- [Explore the material]
A - In the chicken recipe, for about how long were the chicken pieces put under the broiler?
B - Copy the chicken recipe word for word, between "After the chicken" and "28 ounce can)", inclusive.
C - Take the chicken recipe further, picking up after its last line.

- [Source document]
^^^^

Cook chicken pieces in about a tablespoon of vegetable oil over medium-high heat. Separate the pieces so they don't stick together. A little bit of browning is good. Cook in batches if you have to.
After the chicken was cooked, I reserved the juice that had drained out of them and stuck the chicken pieces under the broiler for about 10 minutes.
For the sauce:
1 Tablespoon oil or butter
1 small onion, sliced or diced
2 teaspoons grated ginger
4 cloves minced garlic
1 Tablespoon ground coriander
1-2 teaspoons paprika
1-2 teaspoons garam masala
1/2 teaspoon turmeric- I didn't have this, so I used extra garam masala
1/2 teaspoon ground black pepper (I just eyeballed it)
14 ounces crushed tomatoes (half of a 28 ounce can)
3 big spoonfuls of coconut cream, plus a spoonful or two of yogurt
About 1 1/2 teaspoon powdered carolina reaper (less if you're not me)

^^^^

- [Document layout analysis data]
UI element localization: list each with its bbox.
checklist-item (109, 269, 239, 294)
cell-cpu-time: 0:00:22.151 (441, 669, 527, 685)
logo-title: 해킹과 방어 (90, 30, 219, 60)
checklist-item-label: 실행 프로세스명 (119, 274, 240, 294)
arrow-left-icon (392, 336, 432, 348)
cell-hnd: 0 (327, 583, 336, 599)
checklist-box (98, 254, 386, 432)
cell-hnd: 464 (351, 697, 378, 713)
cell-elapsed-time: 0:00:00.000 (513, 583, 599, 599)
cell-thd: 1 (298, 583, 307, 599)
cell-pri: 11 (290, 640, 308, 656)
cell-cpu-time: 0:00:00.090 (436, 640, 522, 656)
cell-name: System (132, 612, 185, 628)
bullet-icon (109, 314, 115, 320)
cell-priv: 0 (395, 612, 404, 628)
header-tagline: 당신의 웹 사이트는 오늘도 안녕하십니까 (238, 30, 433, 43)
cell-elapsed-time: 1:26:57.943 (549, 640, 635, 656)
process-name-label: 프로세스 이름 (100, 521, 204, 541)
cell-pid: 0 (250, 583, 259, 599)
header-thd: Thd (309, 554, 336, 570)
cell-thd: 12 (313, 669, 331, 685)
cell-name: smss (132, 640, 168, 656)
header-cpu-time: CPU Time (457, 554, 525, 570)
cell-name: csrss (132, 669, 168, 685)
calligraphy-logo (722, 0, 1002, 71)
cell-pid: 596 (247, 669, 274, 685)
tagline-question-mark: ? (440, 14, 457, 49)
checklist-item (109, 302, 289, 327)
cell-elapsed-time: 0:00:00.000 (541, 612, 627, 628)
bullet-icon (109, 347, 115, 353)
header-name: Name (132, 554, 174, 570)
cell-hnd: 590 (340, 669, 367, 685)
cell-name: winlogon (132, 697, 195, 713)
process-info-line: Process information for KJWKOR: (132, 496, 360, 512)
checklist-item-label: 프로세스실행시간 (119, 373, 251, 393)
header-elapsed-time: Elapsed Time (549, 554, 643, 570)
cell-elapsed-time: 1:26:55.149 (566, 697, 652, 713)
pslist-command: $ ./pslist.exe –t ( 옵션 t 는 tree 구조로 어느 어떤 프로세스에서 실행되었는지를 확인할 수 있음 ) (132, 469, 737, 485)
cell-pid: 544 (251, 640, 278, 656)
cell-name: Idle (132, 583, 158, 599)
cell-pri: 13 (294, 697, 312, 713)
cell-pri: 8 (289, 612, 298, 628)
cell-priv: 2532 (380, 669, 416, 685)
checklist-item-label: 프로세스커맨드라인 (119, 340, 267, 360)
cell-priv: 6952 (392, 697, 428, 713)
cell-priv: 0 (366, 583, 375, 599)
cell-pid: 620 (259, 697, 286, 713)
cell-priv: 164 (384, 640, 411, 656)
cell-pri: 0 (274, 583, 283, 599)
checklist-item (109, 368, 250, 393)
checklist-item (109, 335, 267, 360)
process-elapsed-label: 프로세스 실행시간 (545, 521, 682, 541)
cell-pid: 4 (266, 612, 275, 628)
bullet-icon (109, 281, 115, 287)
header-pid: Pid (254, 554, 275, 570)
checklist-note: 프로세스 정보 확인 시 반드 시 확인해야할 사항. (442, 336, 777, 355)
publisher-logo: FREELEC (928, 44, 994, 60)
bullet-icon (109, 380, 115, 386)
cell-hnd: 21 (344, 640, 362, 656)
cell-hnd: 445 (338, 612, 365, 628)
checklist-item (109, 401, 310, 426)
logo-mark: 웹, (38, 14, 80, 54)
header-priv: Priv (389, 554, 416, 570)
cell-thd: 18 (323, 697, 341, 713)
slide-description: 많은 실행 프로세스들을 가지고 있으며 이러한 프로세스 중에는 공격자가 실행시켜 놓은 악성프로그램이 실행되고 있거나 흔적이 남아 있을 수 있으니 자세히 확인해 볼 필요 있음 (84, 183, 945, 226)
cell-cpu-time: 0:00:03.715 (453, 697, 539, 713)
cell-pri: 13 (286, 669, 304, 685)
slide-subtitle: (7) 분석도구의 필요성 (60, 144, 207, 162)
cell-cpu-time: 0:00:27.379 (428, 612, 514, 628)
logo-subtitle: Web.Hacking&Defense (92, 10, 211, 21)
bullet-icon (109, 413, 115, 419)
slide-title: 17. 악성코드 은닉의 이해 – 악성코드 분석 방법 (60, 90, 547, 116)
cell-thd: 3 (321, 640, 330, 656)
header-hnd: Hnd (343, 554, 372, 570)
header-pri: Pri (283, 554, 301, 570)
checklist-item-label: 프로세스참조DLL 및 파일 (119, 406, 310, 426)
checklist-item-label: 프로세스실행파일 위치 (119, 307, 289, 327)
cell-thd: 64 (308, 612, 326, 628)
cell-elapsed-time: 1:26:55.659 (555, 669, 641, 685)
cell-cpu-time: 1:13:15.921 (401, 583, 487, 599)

^^^^

- [Answers by task]
A - About 10 minutes.

B -
After the chicken was cooked, I reserved the juice that had drained out of them and stuck the chicken pieces under the broiler for about 10 minutes.
For the sauce:
1 Tablespoon oil or butter
1 small onion, sliced or diced
2 teaspoons grated ginger
4 cloves minced garlic
1 Tablespoon ground coriander
1-2 teaspoons paprika
1-2 teaspoons garam masala
1/2 teaspoon turmeric- I didn't have this, so I used extra garam masala
1/2 teaspoon ground black pepper (I just eyeballed it)
14 ounces crushed tomatoes (half of a 28 ounce can)

C -
1/2 teaspoon salt (I eyeballed it)In the same pan you used for the chicken, sauté the onion in oil for about 5 minutes. Add the spices, cook about a minute, then add the crushed tomatoes (I added the juice that I reserved from the chicken). Cook about 4 minutes. Add the coconut cream and/or yogurt. Reduce heat and simmer for another 4 minutes or so, then add chicken. Serve over rice. Garnish with cilantro, unless you're @Karla or you're like me and you don't have any.
Vaguely approximated from this recipe.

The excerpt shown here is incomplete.